• Stated goal
Pick out the lines containing "Sandrina".

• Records
## BEGIN

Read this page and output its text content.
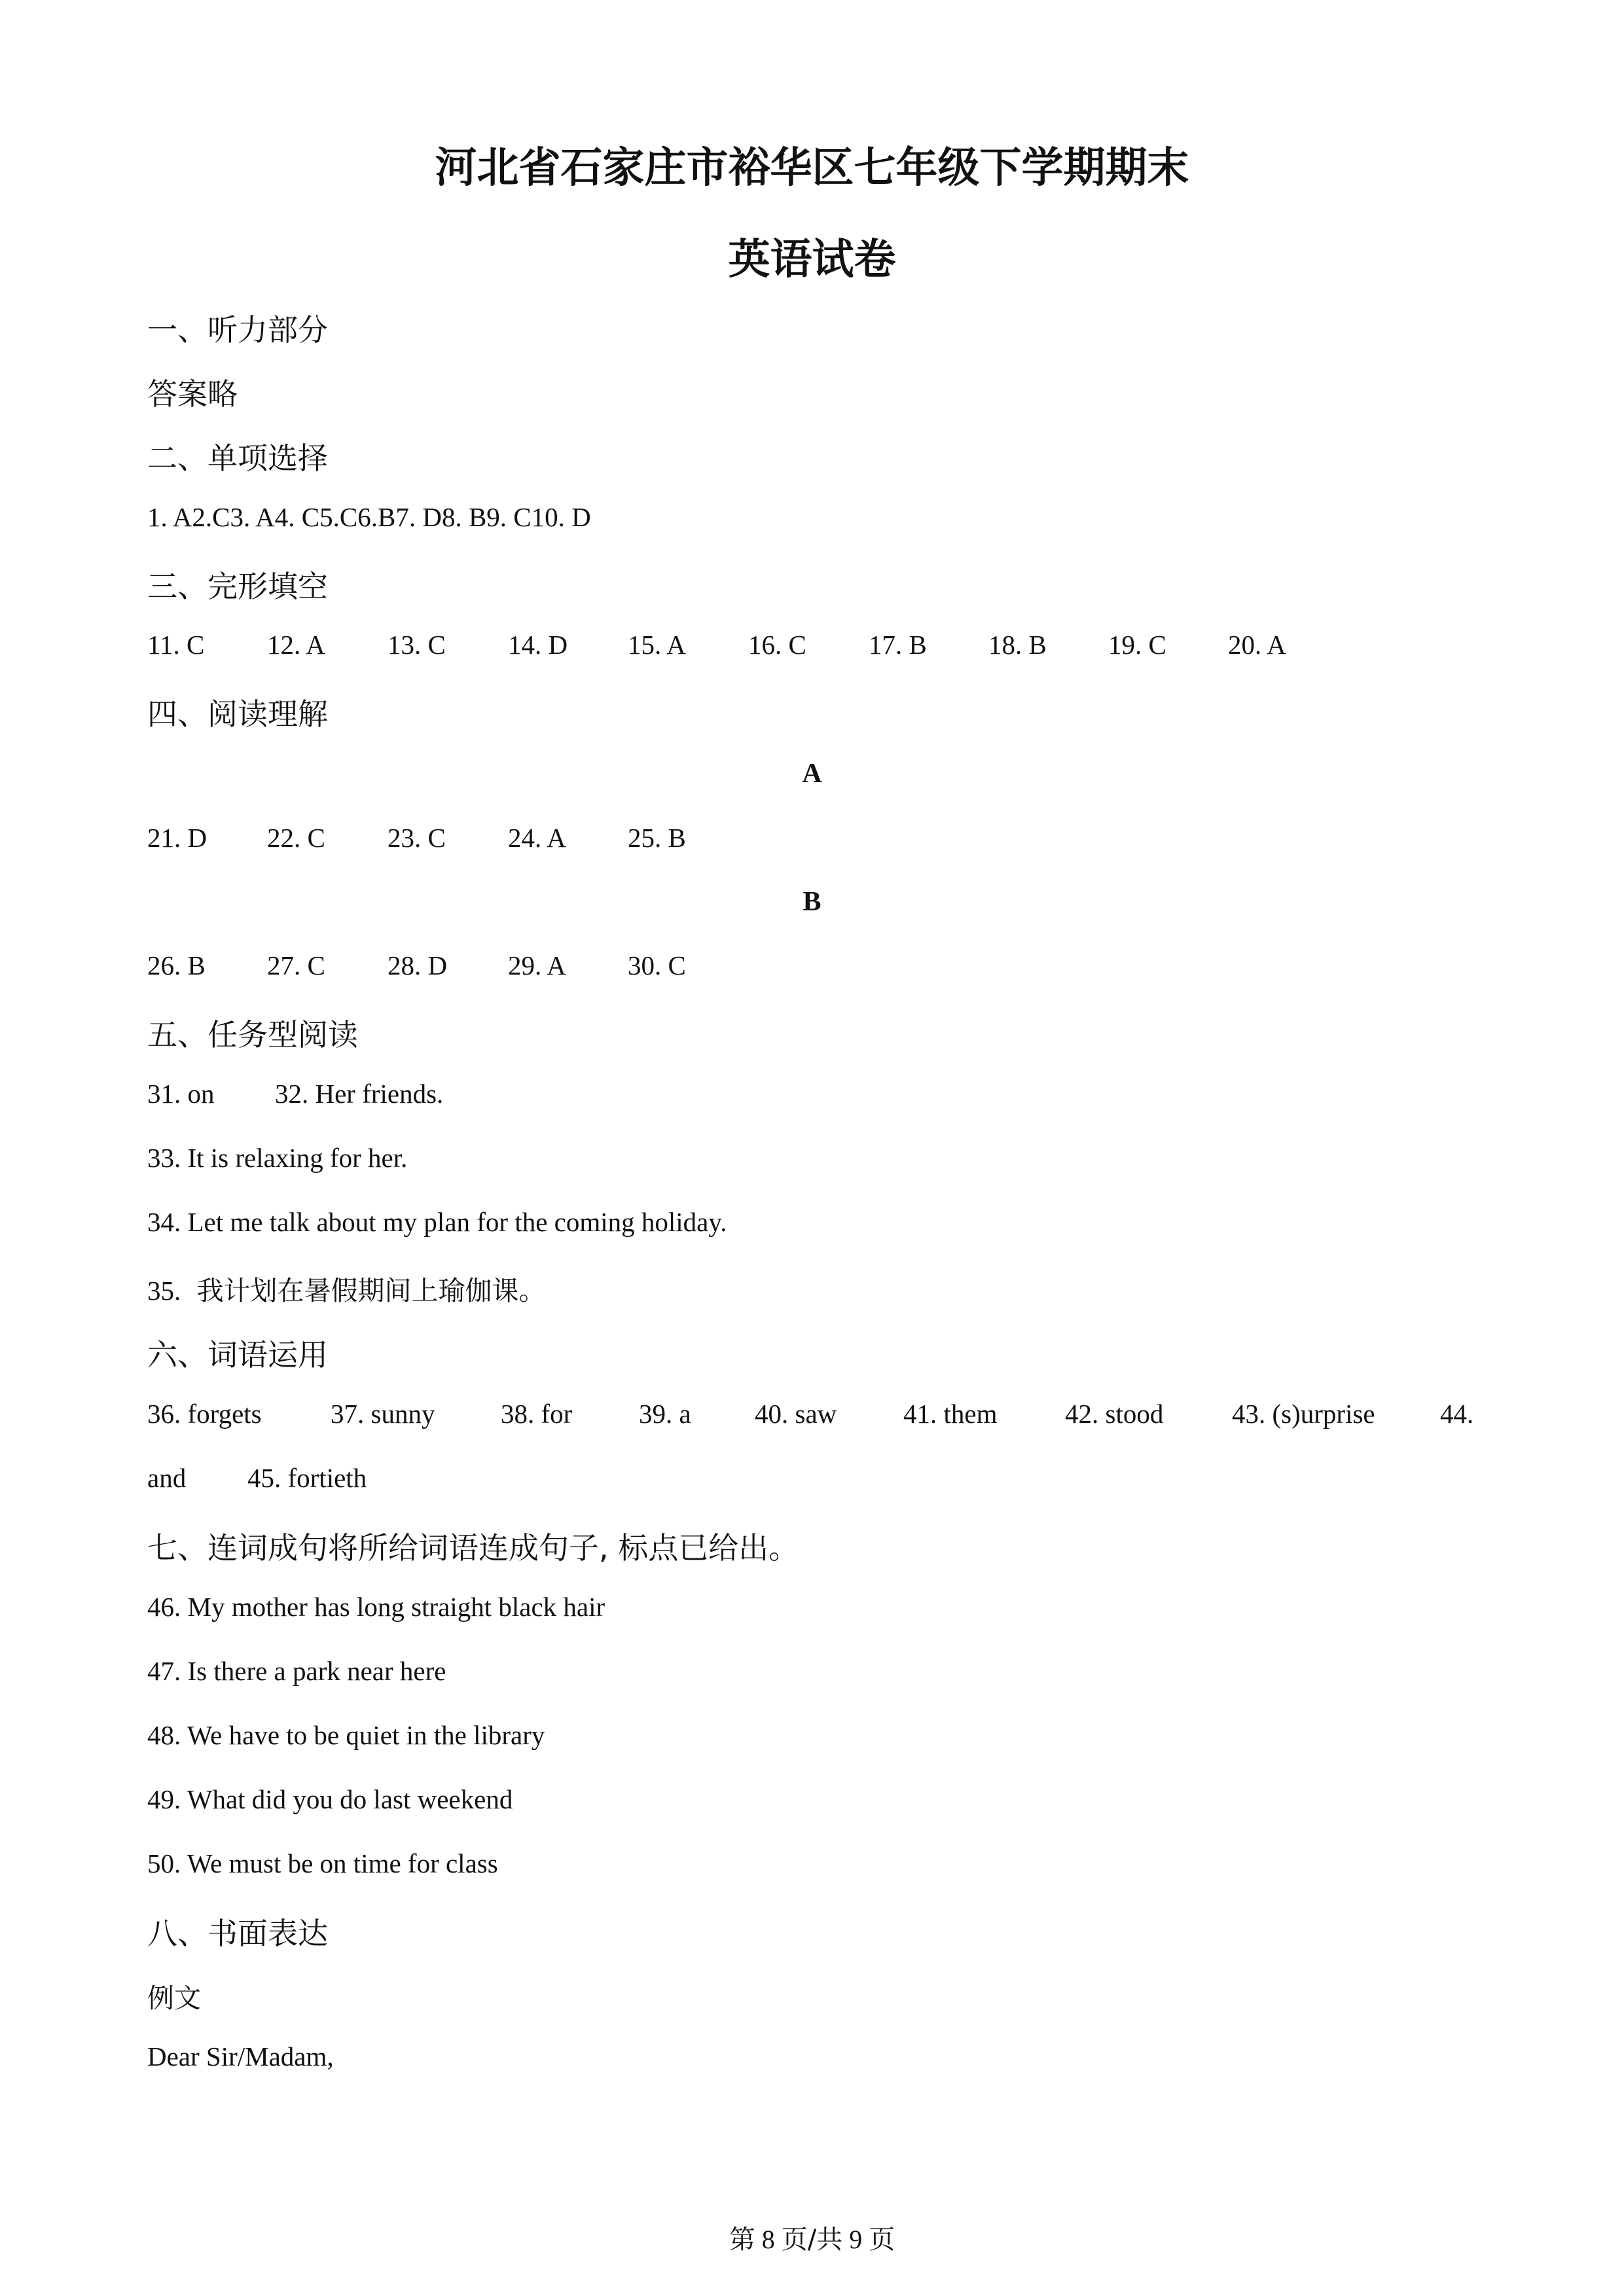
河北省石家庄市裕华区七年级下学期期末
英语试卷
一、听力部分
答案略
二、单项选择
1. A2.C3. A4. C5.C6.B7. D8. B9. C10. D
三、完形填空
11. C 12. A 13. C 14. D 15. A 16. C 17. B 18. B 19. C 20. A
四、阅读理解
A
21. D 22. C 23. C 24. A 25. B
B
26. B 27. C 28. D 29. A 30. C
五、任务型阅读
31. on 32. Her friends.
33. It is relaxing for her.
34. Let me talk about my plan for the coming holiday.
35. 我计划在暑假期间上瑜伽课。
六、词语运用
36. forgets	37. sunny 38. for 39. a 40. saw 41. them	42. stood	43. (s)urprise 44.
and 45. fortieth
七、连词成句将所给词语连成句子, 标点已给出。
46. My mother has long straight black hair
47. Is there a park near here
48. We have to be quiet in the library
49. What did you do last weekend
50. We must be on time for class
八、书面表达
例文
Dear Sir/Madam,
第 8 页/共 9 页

## END
## BEGIN

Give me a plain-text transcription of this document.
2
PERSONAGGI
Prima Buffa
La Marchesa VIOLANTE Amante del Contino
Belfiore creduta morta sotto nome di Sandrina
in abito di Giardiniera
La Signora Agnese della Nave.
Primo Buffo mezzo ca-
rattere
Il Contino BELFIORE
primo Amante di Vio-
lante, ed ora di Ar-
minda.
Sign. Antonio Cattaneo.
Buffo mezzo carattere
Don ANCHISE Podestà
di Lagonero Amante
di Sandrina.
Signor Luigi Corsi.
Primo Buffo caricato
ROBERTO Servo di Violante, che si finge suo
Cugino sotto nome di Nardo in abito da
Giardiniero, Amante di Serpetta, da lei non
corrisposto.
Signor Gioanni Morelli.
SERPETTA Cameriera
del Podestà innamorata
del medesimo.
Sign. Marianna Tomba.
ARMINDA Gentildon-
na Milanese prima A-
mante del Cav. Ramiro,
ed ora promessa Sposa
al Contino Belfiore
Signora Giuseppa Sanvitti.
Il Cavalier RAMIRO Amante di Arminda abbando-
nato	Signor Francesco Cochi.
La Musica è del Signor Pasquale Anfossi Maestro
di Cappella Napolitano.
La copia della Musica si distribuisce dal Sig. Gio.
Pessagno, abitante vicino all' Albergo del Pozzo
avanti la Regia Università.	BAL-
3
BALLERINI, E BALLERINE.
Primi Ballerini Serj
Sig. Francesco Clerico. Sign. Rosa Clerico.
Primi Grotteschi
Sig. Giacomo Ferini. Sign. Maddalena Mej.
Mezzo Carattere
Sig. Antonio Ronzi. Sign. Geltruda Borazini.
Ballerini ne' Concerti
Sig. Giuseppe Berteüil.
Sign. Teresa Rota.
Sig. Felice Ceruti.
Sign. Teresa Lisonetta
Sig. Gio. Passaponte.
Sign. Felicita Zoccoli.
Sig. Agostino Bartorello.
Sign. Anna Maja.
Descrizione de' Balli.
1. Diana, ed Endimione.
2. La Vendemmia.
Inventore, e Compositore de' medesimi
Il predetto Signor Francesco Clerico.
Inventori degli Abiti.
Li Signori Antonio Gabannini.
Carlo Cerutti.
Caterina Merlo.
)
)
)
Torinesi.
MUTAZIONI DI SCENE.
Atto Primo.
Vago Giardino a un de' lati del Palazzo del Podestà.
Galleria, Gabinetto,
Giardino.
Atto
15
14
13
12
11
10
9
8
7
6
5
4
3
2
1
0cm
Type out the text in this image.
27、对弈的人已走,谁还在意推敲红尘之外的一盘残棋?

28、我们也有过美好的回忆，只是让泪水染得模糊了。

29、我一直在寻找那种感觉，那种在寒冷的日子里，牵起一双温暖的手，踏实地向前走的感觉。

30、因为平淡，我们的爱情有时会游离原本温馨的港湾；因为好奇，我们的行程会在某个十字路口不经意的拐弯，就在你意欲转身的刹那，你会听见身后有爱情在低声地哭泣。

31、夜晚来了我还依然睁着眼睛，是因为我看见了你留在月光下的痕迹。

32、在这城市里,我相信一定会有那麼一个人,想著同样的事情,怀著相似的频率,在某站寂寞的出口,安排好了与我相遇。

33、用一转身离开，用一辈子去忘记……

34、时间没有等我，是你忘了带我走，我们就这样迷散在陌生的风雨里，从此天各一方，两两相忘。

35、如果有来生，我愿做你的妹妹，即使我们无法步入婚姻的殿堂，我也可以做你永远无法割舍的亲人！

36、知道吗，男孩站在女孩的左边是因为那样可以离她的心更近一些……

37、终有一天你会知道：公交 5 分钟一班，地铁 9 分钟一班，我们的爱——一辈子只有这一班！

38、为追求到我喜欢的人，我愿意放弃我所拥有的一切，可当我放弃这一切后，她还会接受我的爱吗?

## END
## BEGIN

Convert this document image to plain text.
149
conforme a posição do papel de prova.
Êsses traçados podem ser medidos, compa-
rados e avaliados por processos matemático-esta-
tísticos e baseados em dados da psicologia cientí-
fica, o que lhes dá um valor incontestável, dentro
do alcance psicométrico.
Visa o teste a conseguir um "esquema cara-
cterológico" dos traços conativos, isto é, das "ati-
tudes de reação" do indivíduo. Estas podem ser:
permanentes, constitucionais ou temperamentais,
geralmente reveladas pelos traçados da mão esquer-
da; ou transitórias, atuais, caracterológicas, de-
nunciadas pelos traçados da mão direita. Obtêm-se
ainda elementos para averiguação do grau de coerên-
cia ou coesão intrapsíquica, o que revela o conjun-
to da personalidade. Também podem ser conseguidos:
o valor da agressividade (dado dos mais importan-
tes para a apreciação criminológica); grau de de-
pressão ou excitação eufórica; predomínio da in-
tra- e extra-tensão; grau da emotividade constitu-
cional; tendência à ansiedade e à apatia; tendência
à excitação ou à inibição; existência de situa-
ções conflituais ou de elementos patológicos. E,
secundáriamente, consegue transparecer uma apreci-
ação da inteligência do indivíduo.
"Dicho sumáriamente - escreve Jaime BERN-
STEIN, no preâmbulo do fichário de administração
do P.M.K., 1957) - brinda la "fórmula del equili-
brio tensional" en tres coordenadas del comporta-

## END

• Response to the task
Belfiore creduta morta sotto nome di Sandrina
di Sandrina.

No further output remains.